(Items listed in a dataset)
· · · ·

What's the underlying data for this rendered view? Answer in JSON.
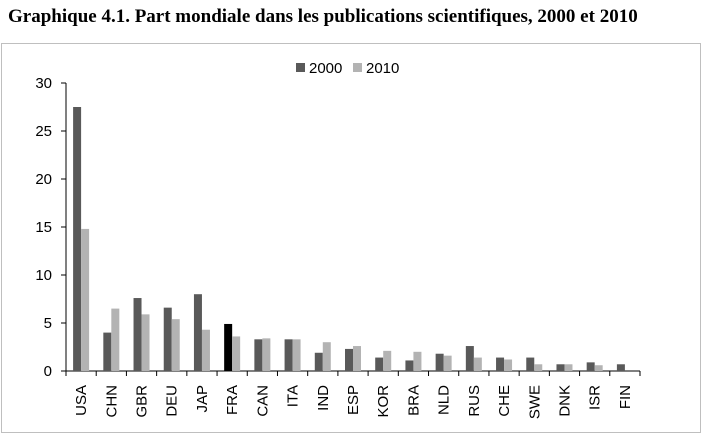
{
  "title": "Graphique 4.1. Part mondiale dans les publications scientifiques, 2000 et 2010",
  "chart_data": {
    "type": "bar",
    "categories": [
      "USA",
      "CHN",
      "GBR",
      "DEU",
      "JAP",
      "FRA",
      "CAN",
      "ITA",
      "IND",
      "ESP",
      "KOR",
      "BRA",
      "NLD",
      "RUS",
      "CHE",
      "SWE",
      "DNK",
      "ISR",
      "FIN"
    ],
    "series": [
      {
        "name": "2000",
        "color": "#595959",
        "values": [
          27.5,
          4.0,
          7.6,
          6.6,
          8.0,
          4.9,
          3.3,
          3.3,
          1.9,
          2.3,
          1.4,
          1.1,
          1.8,
          2.6,
          1.4,
          1.4,
          0.7,
          0.9,
          0.7
        ]
      },
      {
        "name": "2010",
        "color": "#b3b3b3",
        "values": [
          14.8,
          6.5,
          5.9,
          5.4,
          4.3,
          3.6,
          3.4,
          3.3,
          3.0,
          2.6,
          2.1,
          2.0,
          1.6,
          1.4,
          1.2,
          0.7,
          0.7,
          0.6,
          null
        ]
      }
    ],
    "highlight": {
      "category": "FRA",
      "series": "2000",
      "color": "#000000"
    },
    "ylim": [
      0,
      30
    ],
    "yticks": [
      0,
      5,
      10,
      15,
      20,
      25,
      30
    ],
    "xlabel": "",
    "ylabel": "",
    "grid": false,
    "legend_position": "top-center"
  }
}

· · · ·

**GIVEN REQUEST:** Scan the material above. Copy each line where "color" occurs.

**IN RESPONSE:**
        "color": "#595959",
        "color": "#b3b3b3",
      "color": "#000000"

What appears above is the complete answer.